━━ INFORMATION SUPPLIED ━━

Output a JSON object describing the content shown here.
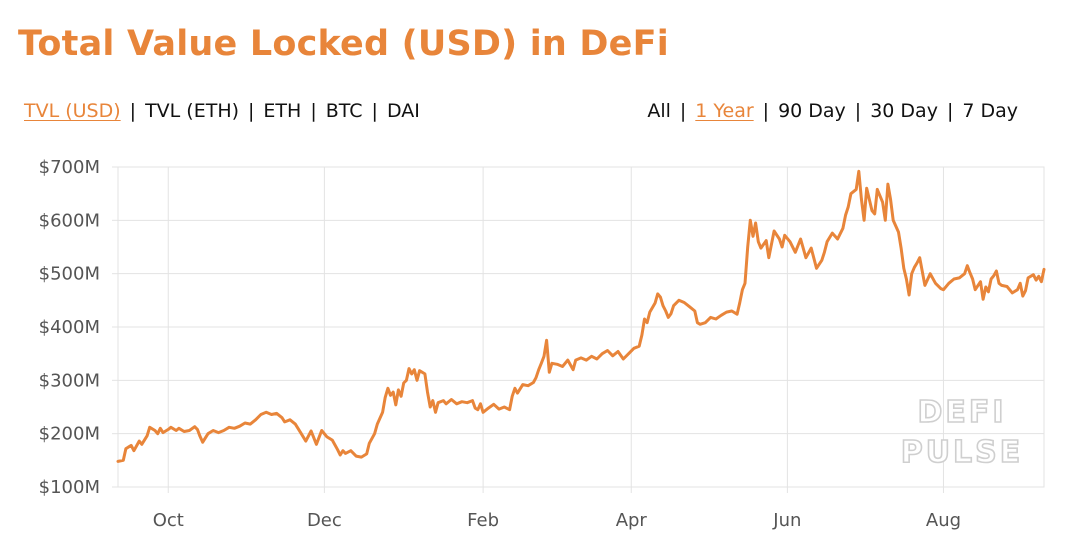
{
  "header": {
    "title": "Total Value Locked (USD) in DeFi"
  },
  "metric_tabs": [
    {
      "label": "TVL (USD)",
      "active": true
    },
    {
      "label": "TVL (ETH)",
      "active": false
    },
    {
      "label": "ETH",
      "active": false
    },
    {
      "label": "BTC",
      "active": false
    },
    {
      "label": "DAI",
      "active": false
    }
  ],
  "range_tabs": [
    {
      "label": "All",
      "active": false
    },
    {
      "label": "1 Year",
      "active": true
    },
    {
      "label": "90 Day",
      "active": false
    },
    {
      "label": "30 Day",
      "active": false
    },
    {
      "label": "7 Day",
      "active": false
    }
  ],
  "separator": "|",
  "watermark": {
    "line1": "DEFI",
    "line2": "PULSE"
  },
  "colors": {
    "accent": "#e8853a",
    "grid": "#e3e3e3",
    "tick": "#555555"
  },
  "chart_data": {
    "type": "line",
    "title": "Total Value Locked (USD) in DeFi",
    "xlabel": "",
    "ylabel": "",
    "ylim": [
      100,
      700
    ],
    "xlim": [
      0,
      350
    ],
    "yticks": [
      100,
      200,
      300,
      400,
      500,
      600,
      700
    ],
    "ytick_labels": [
      "$100M",
      "$200M",
      "$300M",
      "$400M",
      "$500M",
      "$600M",
      "$700M"
    ],
    "xticks": [
      {
        "label": "Oct",
        "x": 19
      },
      {
        "label": "Dec",
        "x": 78
      },
      {
        "label": "Feb",
        "x": 138
      },
      {
        "label": "Apr",
        "x": 194
      },
      {
        "label": "Jun",
        "x": 253
      },
      {
        "label": "Aug",
        "x": 312
      }
    ],
    "x_unit": "days since start of displayed range",
    "grid": true,
    "legend": "none",
    "series": [
      {
        "name": "TVL (USD)",
        "color": "#e8853a",
        "points": [
          [
            0,
            148
          ],
          [
            2,
            150
          ],
          [
            3,
            172
          ],
          [
            5,
            178
          ],
          [
            6,
            168
          ],
          [
            8,
            186
          ],
          [
            9,
            180
          ],
          [
            11,
            196
          ],
          [
            12,
            212
          ],
          [
            14,
            206
          ],
          [
            15,
            200
          ],
          [
            16,
            210
          ],
          [
            17,
            202
          ],
          [
            19,
            208
          ],
          [
            20,
            212
          ],
          [
            22,
            206
          ],
          [
            23,
            210
          ],
          [
            25,
            204
          ],
          [
            27,
            206
          ],
          [
            29,
            213
          ],
          [
            30,
            208
          ],
          [
            31,
            195
          ],
          [
            32,
            184
          ],
          [
            34,
            200
          ],
          [
            36,
            206
          ],
          [
            38,
            202
          ],
          [
            40,
            206
          ],
          [
            42,
            212
          ],
          [
            44,
            210
          ],
          [
            46,
            214
          ],
          [
            48,
            220
          ],
          [
            50,
            218
          ],
          [
            52,
            226
          ],
          [
            54,
            236
          ],
          [
            56,
            240
          ],
          [
            58,
            236
          ],
          [
            60,
            238
          ],
          [
            62,
            230
          ],
          [
            63,
            222
          ],
          [
            65,
            226
          ],
          [
            67,
            218
          ],
          [
            69,
            202
          ],
          [
            71,
            186
          ],
          [
            73,
            205
          ],
          [
            75,
            180
          ],
          [
            77,
            206
          ],
          [
            79,
            194
          ],
          [
            81,
            188
          ],
          [
            83,
            170
          ],
          [
            84,
            160
          ],
          [
            85,
            168
          ],
          [
            86,
            163
          ],
          [
            88,
            168
          ],
          [
            90,
            158
          ],
          [
            92,
            156
          ],
          [
            94,
            162
          ],
          [
            95,
            182
          ],
          [
            97,
            200
          ],
          [
            98,
            218
          ],
          [
            100,
            240
          ],
          [
            101,
            268
          ],
          [
            102,
            285
          ],
          [
            103,
            272
          ],
          [
            104,
            278
          ],
          [
            105,
            254
          ],
          [
            106,
            282
          ],
          [
            107,
            270
          ],
          [
            108,
            295
          ],
          [
            109,
            300
          ],
          [
            110,
            322
          ],
          [
            111,
            312
          ],
          [
            112,
            320
          ],
          [
            113,
            300
          ],
          [
            114,
            318
          ],
          [
            116,
            312
          ],
          [
            117,
            278
          ],
          [
            118,
            250
          ],
          [
            119,
            262
          ],
          [
            120,
            240
          ],
          [
            121,
            258
          ],
          [
            123,
            262
          ],
          [
            124,
            256
          ],
          [
            126,
            264
          ],
          [
            128,
            256
          ],
          [
            130,
            260
          ],
          [
            132,
            258
          ],
          [
            134,
            262
          ],
          [
            135,
            248
          ],
          [
            136,
            245
          ],
          [
            137,
            256
          ],
          [
            138,
            240
          ],
          [
            140,
            248
          ],
          [
            142,
            255
          ],
          [
            144,
            246
          ],
          [
            146,
            250
          ],
          [
            148,
            245
          ],
          [
            149,
            270
          ],
          [
            150,
            285
          ],
          [
            151,
            276
          ],
          [
            153,
            292
          ],
          [
            155,
            290
          ],
          [
            157,
            296
          ],
          [
            158,
            305
          ],
          [
            159,
            320
          ],
          [
            160,
            332
          ],
          [
            161,
            345
          ],
          [
            162,
            375
          ],
          [
            163,
            315
          ],
          [
            164,
            332
          ],
          [
            166,
            330
          ],
          [
            168,
            326
          ],
          [
            170,
            338
          ],
          [
            172,
            320
          ],
          [
            173,
            338
          ],
          [
            175,
            342
          ],
          [
            177,
            338
          ],
          [
            179,
            345
          ],
          [
            181,
            340
          ],
          [
            183,
            350
          ],
          [
            185,
            356
          ],
          [
            187,
            346
          ],
          [
            189,
            354
          ],
          [
            191,
            340
          ],
          [
            193,
            350
          ],
          [
            195,
            360
          ],
          [
            197,
            364
          ],
          [
            198,
            385
          ],
          [
            199,
            415
          ],
          [
            200,
            408
          ],
          [
            201,
            428
          ],
          [
            203,
            445
          ],
          [
            204,
            462
          ],
          [
            205,
            456
          ],
          [
            206,
            440
          ],
          [
            207,
            430
          ],
          [
            208,
            418
          ],
          [
            209,
            425
          ],
          [
            210,
            440
          ],
          [
            212,
            450
          ],
          [
            214,
            446
          ],
          [
            216,
            438
          ],
          [
            218,
            430
          ],
          [
            219,
            408
          ],
          [
            220,
            405
          ],
          [
            222,
            408
          ],
          [
            224,
            418
          ],
          [
            226,
            415
          ],
          [
            228,
            422
          ],
          [
            230,
            428
          ],
          [
            232,
            430
          ],
          [
            234,
            424
          ],
          [
            235,
            445
          ],
          [
            236,
            470
          ],
          [
            237,
            482
          ],
          [
            238,
            550
          ],
          [
            239,
            600
          ],
          [
            240,
            570
          ],
          [
            241,
            595
          ],
          [
            242,
            560
          ],
          [
            243,
            548
          ],
          [
            245,
            562
          ],
          [
            246,
            530
          ],
          [
            248,
            580
          ],
          [
            250,
            565
          ],
          [
            251,
            550
          ],
          [
            252,
            572
          ],
          [
            254,
            560
          ],
          [
            256,
            540
          ],
          [
            258,
            565
          ],
          [
            260,
            530
          ],
          [
            262,
            548
          ],
          [
            264,
            510
          ],
          [
            266,
            525
          ],
          [
            267,
            540
          ],
          [
            268,
            560
          ],
          [
            270,
            576
          ],
          [
            272,
            565
          ],
          [
            274,
            585
          ],
          [
            275,
            610
          ],
          [
            276,
            625
          ],
          [
            277,
            650
          ],
          [
            279,
            658
          ],
          [
            280,
            692
          ],
          [
            281,
            640
          ],
          [
            282,
            600
          ],
          [
            283,
            660
          ],
          [
            285,
            618
          ],
          [
            286,
            612
          ],
          [
            287,
            658
          ],
          [
            289,
            634
          ],
          [
            290,
            600
          ],
          [
            291,
            668
          ],
          [
            292,
            640
          ],
          [
            293,
            600
          ],
          [
            295,
            578
          ],
          [
            296,
            548
          ],
          [
            297,
            510
          ],
          [
            298,
            490
          ],
          [
            299,
            460
          ],
          [
            300,
            500
          ],
          [
            301,
            512
          ],
          [
            302,
            520
          ],
          [
            303,
            530
          ],
          [
            305,
            478
          ],
          [
            307,
            500
          ],
          [
            309,
            482
          ],
          [
            311,
            472
          ],
          [
            312,
            470
          ],
          [
            314,
            482
          ],
          [
            316,
            490
          ],
          [
            318,
            492
          ],
          [
            320,
            500
          ],
          [
            321,
            515
          ],
          [
            322,
            502
          ],
          [
            323,
            490
          ],
          [
            324,
            470
          ],
          [
            326,
            485
          ],
          [
            327,
            452
          ],
          [
            328,
            475
          ],
          [
            329,
            466
          ],
          [
            330,
            490
          ],
          [
            331,
            496
          ],
          [
            332,
            505
          ],
          [
            333,
            482
          ],
          [
            334,
            478
          ],
          [
            336,
            476
          ],
          [
            338,
            464
          ],
          [
            340,
            470
          ],
          [
            341,
            482
          ],
          [
            342,
            458
          ],
          [
            343,
            468
          ],
          [
            344,
            492
          ],
          [
            346,
            498
          ],
          [
            347,
            488
          ],
          [
            348,
            495
          ],
          [
            349,
            485
          ],
          [
            350,
            508
          ]
        ]
      }
    ]
  }
}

━━━

### AIM
From the entries above, extract every line where the word "Total" appears.

### ANSWER TO THE EXERCISE
    "title": "Total Value Locked (USD) in DeFi"
    "title": "Total Value Locked (USD) in DeFi",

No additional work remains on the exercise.